◆ Exercise prompt ◆
Your task is to give the listing below back word for word, pictures excluded.

Saved data entries:

• • • •

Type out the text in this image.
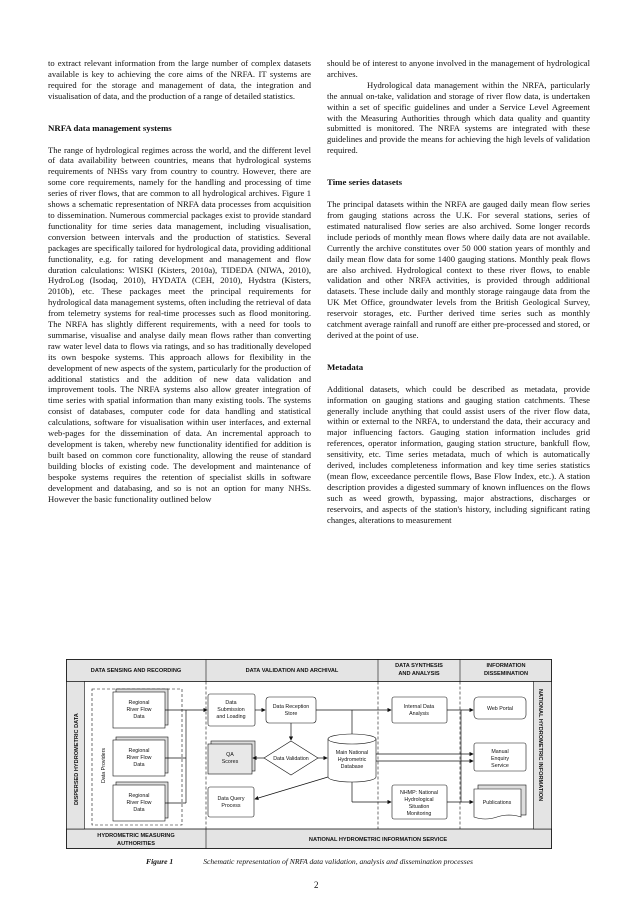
to extract relevant information from the large number of complex datasets available is key to achieving the core aims of the NRFA. IT systems are required for the storage and management of data, the integration and visualisation of data, and the production of a range of detailed statistics.

NRFA data management systems

The range of hydrological regimes across the world, and the different level of data availability between countries, means that hydrological systems requirements of NHSs vary from country to country. However, there are some core requirements, namely for the handling and processing of time series of river flows, that are common to all hydrological archives. Figure 1 shows a schematic representation of NRFA data processes from acquisition to dissemination. Numerous commercial packages exist to provide standard functionality for time series data management, including visualisation, conversion between intervals and the production of statistics. Several packages are specifically tailored for hydrological data, providing additional functionality, e.g. for rating development and management and flow duration calculations: WISKI (Kisters, 2010a), TIDEDA (NIWA, 2010), HydroLog (Isodaq, 2010), HYDATA (CEH, 2010), Hydstra (Kisters, 2010b), etc. These packages meet the principal requirements for hydrological data management systems, often including the retrieval of data from telemetry systems for real-time processes such as flood monitoring. The NRFA has slightly different requirements, with a need for tools to summarise, visualise and analyse daily mean flows rather than converting raw water level data to flows via ratings, and so has traditionally developed its own bespoke systems. This approach allows for flexibility in the development of new aspects of the system, particularly for the production of additional statistics and the addition of new data validation and improvement tools. The NRFA systems also allow greater integration of time series with spatial information than many existing tools. The systems consist of databases, computer code for data handling and statistical calculations, software for visualisation within user interfaces, and external web-pages for the dissemination of data. An incremental approach to development is taken, whereby new functionality identified for addition is built based on common core functionality, allowing the reuse of standard building blocks of existing code. The development and maintenance of bespoke systems requires the retention of specialist skills in software development and databasing, and so is not an option for many NHSs. However the basic functionality outlined below

should be of interest to anyone involved in the management of hydrological archives.

Hydrological data management within the NRFA, particularly the annual on-take, validation and storage of river flow data, is undertaken within a set of specific guidelines and under a Service Level Agreement with the Measuring Authorities through which data quality and quantity submitted is monitored. The NRFA systems are integrated with these guidelines and provide the means for achieving the high levels of validation required.

Time series datasets

The principal datasets within the NRFA are gauged daily mean flow series from gauging stations across the U.K. For several stations, series of estimated naturalised flow series are also archived. Some longer records include periods of monthly mean flows where daily data are not available. Currently the archive constitutes over 50 000 station years of monthly and daily mean flow data for some 1400 gauging stations. Monthly peak flows are also archived. Hydrological context to these river flows, to enable validation and other NRFA activities, is provided through additional datasets. These include daily and monthly storage raingauge data from the UK Met Office, groundwater levels from the British Geological Survey, reservoir storages, etc. Further derived time series such as monthly catchment average rainfall and runoff are either pre-processed and stored, or derived at the point of use.

Metadata

Additional datasets, which could be described as metadata, provide information on gauging stations and gauging station catchments. These generally include anything that could assist users of the river flow data, within or external to the NRFA, to understand the data, their accuracy and major influencing factors. Gauging station information includes grid references, operator information, gauging station structure, bankfull flow, sensitivity, etc. Time series metadata, much of which is automatically derived, includes completeness information and key time series statistics (mean flow, exceedance percentile flows, Base Flow Index, etc.). A station description provides a digested summary of known influences on the flows such as weed growth, bypassing, major abstractions, discharges or reservoirs, and aspects of the station's history, including significant rating changes, alterations to measurement

DATA SENSING AND RECORDING	DATA VALIDATION AND ARCHIVAL
DATA SYNTHESIS
AND ANALYSIS
INFORMATION
DISSEMINATION
HYDROMETRIC MEASURING
AUTHORITIES
NATIONAL HYDROMETRIC INFORMATION SERVICE
DISPERSED HYDROMETRIC DATA	NATIONAL HYDROMETRIC INFORMATION
Data Providers
Regional
River Flow
Data
Regional
River Flow
Data
Regional
River Flow
Data
Data
Submission
and Loading
Data Reception
Store
QA
Scores	Data Validation
Main National
Hydrometric
Database
Data Query
Process
Internal Data
Analysis
NHMP: National
Hydrological
Situation
Monitoring
Web Portal
Manual
Enquiry
Service
Publications
Figure 1	Schematic representation of NRFA data validation, analysis and dissemination processes
2
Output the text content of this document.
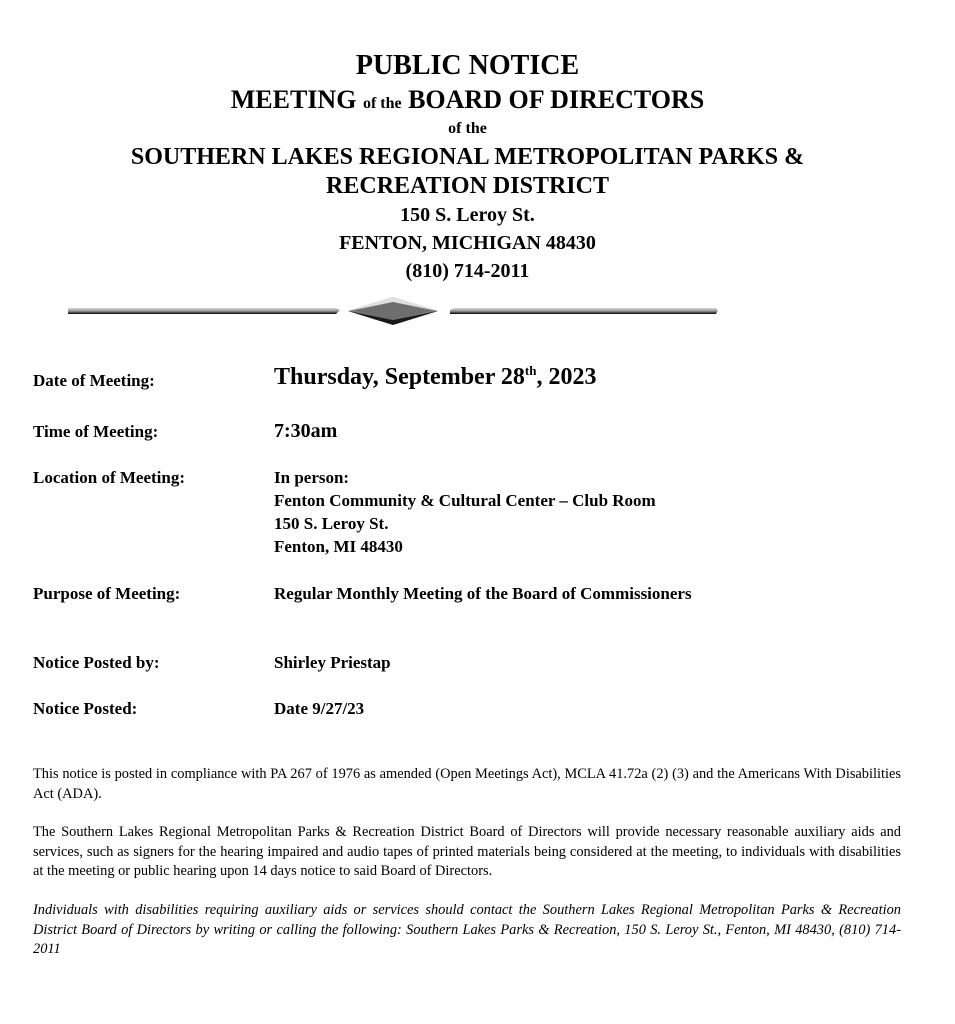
PUBLIC NOTICE
MEETING of the BOARD OF DIRECTORS
of the
SOUTHERN LAKES REGIONAL METROPOLITAN PARKS &
RECREATION DISTRICT
150 S. Leroy St.
FENTON, MICHIGAN 48430
(810) 714-2011
Date of Meeting:	Thursday, September 28th, 2023
Time of Meeting:	7:30am
Location of Meeting:	In person:
Fenton Community & Cultural Center – Club Room
150 S. Leroy St.
Fenton, MI 48430
Purpose of Meeting:	Regular Monthly Meeting of the Board of Commissioners
Notice Posted by:	Shirley Priestap
Notice Posted:	Date 9/27/23
This notice is posted in compliance with PA 267 of 1976 as amended (Open Meetings Act), MCLA 41.72a (2) (3) and the Americans With Disabilities Act (ADA).
The Southern Lakes Regional Metropolitan Parks & Recreation District Board of Directors will provide necessary reasonable auxiliary aids and services, such as signers for the hearing impaired and audio tapes of printed materials being considered at the meeting, to individuals with disabilities at the meeting or public hearing upon 14 days notice to said Board of Directors.
Individuals with disabilities requiring auxiliary aids or services should contact the Southern Lakes Regional Metropolitan Parks & Recreation District Board of Directors by writing or calling the following: Southern Lakes Parks & Recreation, 150 S. Leroy St., Fenton, MI 48430, (810) 714-2011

• • • •

◆ Task result ◆
Type out the text in this image.
to extract relevant information from the large number of complex datasets available is key to achieving the core aims of the NRFA. IT systems are required for the storage and management of data, the integration and visualisation of data, and the production of a range of detailed statistics.

NRFA data management systems

The range of hydrological regimes across the world, and the different level of data availability between countries, means that hydrological systems requirements of NHSs vary from country to country. However, there are some core requirements, namely for the handling and processing of time series of river flows, that are common to all hydrological archives. Figure 1 shows a schematic representation of NRFA data processes from acquisition to dissemination. Numerous commercial packages exist to provide standard functionality for time series data management, including visualisation, conversion between intervals and the production of statistics. Several packages are specifically tailored for hydrological data, providing additional functionality, e.g. for rating development and management and flow duration calculations: WISKI (Kisters, 2010a), TIDEDA (NIWA, 2010), HydroLog (Isodaq, 2010), HYDATA (CEH, 2010), Hydstra (Kisters, 2010b), etc. These packages meet the principal requirements for hydrological data management systems, often including the retrieval of data from telemetry systems for real-time processes such as flood monitoring. The NRFA has slightly different requirements, with a need for tools to summarise, visualise and analyse daily mean flows rather than converting raw water level data to flows via ratings, and so has traditionally developed its own bespoke systems. This approach allows for flexibility in the development of new aspects of the system, particularly for the production of additional statistics and the addition of new data validation and improvement tools. The NRFA systems also allow greater integration of time series with spatial information than many existing tools. The systems consist of databases, computer code for data handling and statistical calculations, software for visualisation within user interfaces, and external web-pages for the dissemination of data. An incremental approach to development is taken, whereby new functionality identified for addition is built based on common core functionality, allowing the reuse of standard building blocks of existing code. The development and maintenance of bespoke systems requires the retention of specialist skills in software development and databasing, and so is not an option for many NHSs. However the basic functionality outlined below

should be of interest to anyone involved in the management of hydrological archives.

Hydrological data management within the NRFA, particularly the annual on-take, validation and storage of river flow data, is undertaken within a set of specific guidelines and under a Service Level Agreement with the Measuring Authorities through which data quality and quantity submitted is monitored. The NRFA systems are integrated with these guidelines and provide the means for achieving the high levels of validation required.

Time series datasets

The principal datasets within the NRFA are gauged daily mean flow series from gauging stations across the U.K. For several stations, series of estimated naturalised flow series are also archived. Some longer records include periods of monthly mean flows where daily data are not available. Currently the archive constitutes over 50 000 station years of monthly and daily mean flow data for some 1400 gauging stations. Monthly peak flows are also archived. Hydrological context to these river flows, to enable validation and other NRFA activities, is provided through additional datasets. These include daily and monthly storage raingauge data from the UK Met Office, groundwater levels from the British Geological Survey, reservoir storages, etc. Further derived time series such as monthly catchment average rainfall and runoff are either pre-processed and stored, or derived at the point of use.

Metadata

Additional datasets, which could be described as metadata, provide information on gauging stations and gauging station catchments. These generally include anything that could assist users of the river flow data, within or external to the NRFA, to understand the data, their accuracy and major influencing factors. Gauging station information includes grid references, operator information, gauging station structure, bankfull flow, sensitivity, etc. Time series metadata, much of which is automatically derived, includes completeness information and key time series statistics (mean flow, exceedance percentile flows, Base Flow Index, etc.). A station description provides a digested summary of known influences on the flows such as weed growth, bypassing, major abstractions, discharges or reservoirs, and aspects of the station's history, including significant rating changes, alterations to measurement

DATA SENSING AND RECORDING	DATA VALIDATION AND ARCHIVAL
DATA SYNTHESIS
AND ANALYSIS
INFORMATION
DISSEMINATION
HYDROMETRIC MEASURING
AUTHORITIES
NATIONAL HYDROMETRIC INFORMATION SERVICE
DISPERSED HYDROMETRIC DATA	NATIONAL HYDROMETRIC INFORMATION
Data Providers
Regional
River Flow
Data
Regional
River Flow
Data
Regional
River Flow
Data
Data
Submission
and Loading
Data Reception
Store
QA
Scores	Data Validation
Main National
Hydrometric
Database
Data Query
Process
Internal Data
Analysis
NHMP: National
Hydrological
Situation
Monitoring
Web Portal
Manual
Enquiry
Service
Publications
Figure 1	Schematic representation of NRFA data validation, analysis and dissemination processes
2
Output the text content of this document.
PUBLIC NOTICE
MEETING of the BOARD OF DIRECTORS
of the
SOUTHERN LAKES REGIONAL METROPOLITAN PARKS &
RECREATION DISTRICT
150 S. Leroy St.
FENTON, MICHIGAN 48430
(810) 714-2011
Date of Meeting:	Thursday, September 28th, 2023
Time of Meeting:	7:30am
Location of Meeting:	In person:
Fenton Community & Cultural Center – Club Room
150 S. Leroy St.
Fenton, MI 48430
Purpose of Meeting:	Regular Monthly Meeting of the Board of Commissioners
Notice Posted by:	Shirley Priestap
Notice Posted:	Date 9/27/23
This notice is posted in compliance with PA 267 of 1976 as amended (Open Meetings Act), MCLA 41.72a (2) (3) and the Americans With Disabilities Act (ADA).
The Southern Lakes Regional Metropolitan Parks & Recreation District Board of Directors will provide necessary reasonable auxiliary aids and services, such as signers for the hearing impaired and audio tapes of printed materials being considered at the meeting, to individuals with disabilities at the meeting or public hearing upon 14 days notice to said Board of Directors.
Individuals with disabilities requiring auxiliary aids or services should contact the Southern Lakes Regional Metropolitan Parks & Recreation District Board of Directors by writing or calling the following: Southern Lakes Parks & Recreation, 150 S. Leroy St., Fenton, MI 48430, (810) 714-2011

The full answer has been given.